TO BE DONE
Output each entry verbatim and exclude every picture from it.

[Entries taken from a collection]
=-=-=-=-=
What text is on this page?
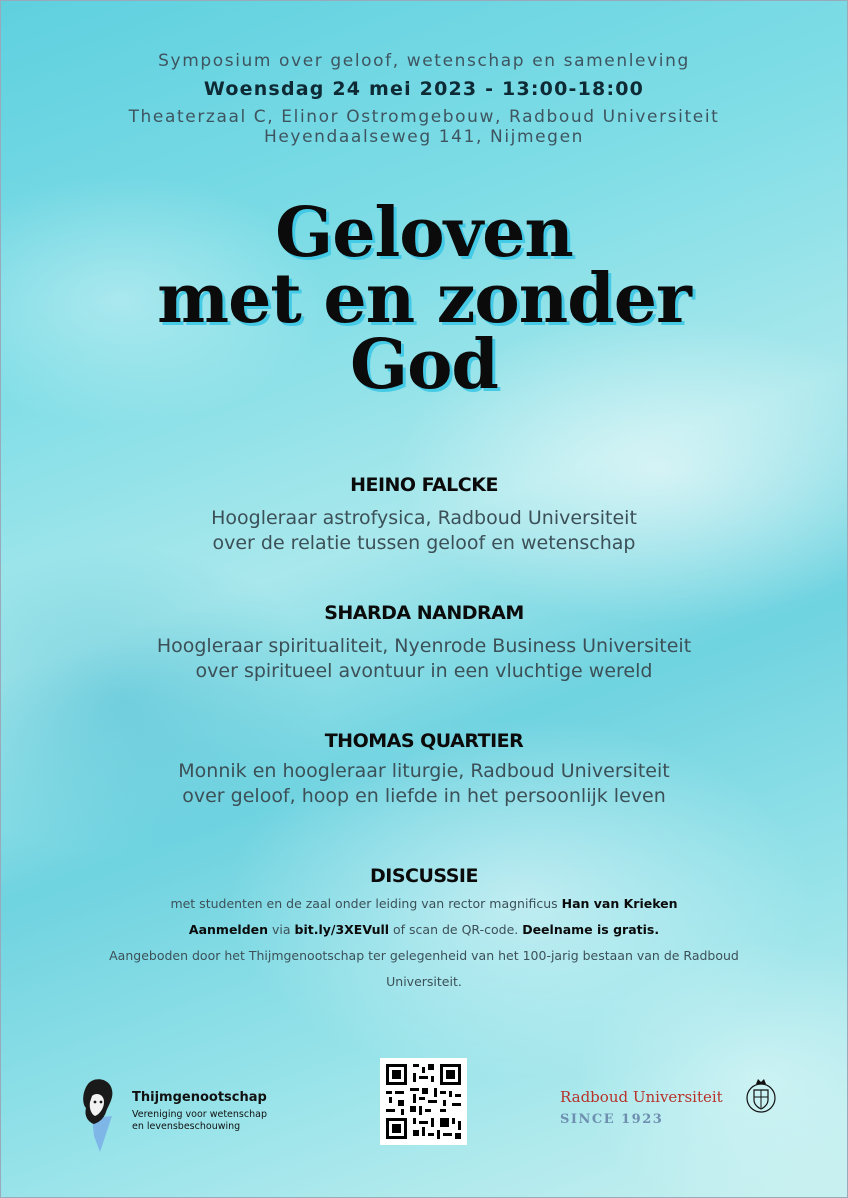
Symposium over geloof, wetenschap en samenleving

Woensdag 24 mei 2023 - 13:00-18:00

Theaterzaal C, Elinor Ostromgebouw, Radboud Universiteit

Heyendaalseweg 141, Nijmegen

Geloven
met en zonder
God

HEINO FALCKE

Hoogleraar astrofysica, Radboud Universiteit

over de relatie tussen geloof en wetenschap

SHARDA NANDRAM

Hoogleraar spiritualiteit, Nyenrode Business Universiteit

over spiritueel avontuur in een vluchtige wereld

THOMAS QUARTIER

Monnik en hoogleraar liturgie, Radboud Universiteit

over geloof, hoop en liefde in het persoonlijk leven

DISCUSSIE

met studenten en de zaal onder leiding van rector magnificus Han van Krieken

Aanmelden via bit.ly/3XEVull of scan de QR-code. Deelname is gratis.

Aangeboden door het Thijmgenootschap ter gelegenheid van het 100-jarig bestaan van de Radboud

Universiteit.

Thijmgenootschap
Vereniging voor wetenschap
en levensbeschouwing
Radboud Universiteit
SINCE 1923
=-=-=-=-=
THE ANSWER
What text is on this page?
Symposium over geloof, wetenschap en samenleving

Woensdag 24 mei 2023 - 13:00-18:00

Theaterzaal C, Elinor Ostromgebouw, Radboud Universiteit

Heyendaalseweg 141, Nijmegen

Geloven
met en zonder
God

HEINO FALCKE

Hoogleraar astrofysica, Radboud Universiteit

over de relatie tussen geloof en wetenschap

SHARDA NANDRAM

Hoogleraar spiritualiteit, Nyenrode Business Universiteit

over spiritueel avontuur in een vluchtige wereld

THOMAS QUARTIER

Monnik en hoogleraar liturgie, Radboud Universiteit

over geloof, hoop en liefde in het persoonlijk leven

DISCUSSIE

met studenten en de zaal onder leiding van rector magnificus Han van Krieken

Aanmelden via bit.ly/3XEVull of scan de QR-code. Deelname is gratis.

Aangeboden door het Thijmgenootschap ter gelegenheid van het 100-jarig bestaan van de Radboud

Universiteit.

Thijmgenootschap
Vereniging voor wetenschap
en levensbeschouwing
Radboud Universiteit
SINCE 1923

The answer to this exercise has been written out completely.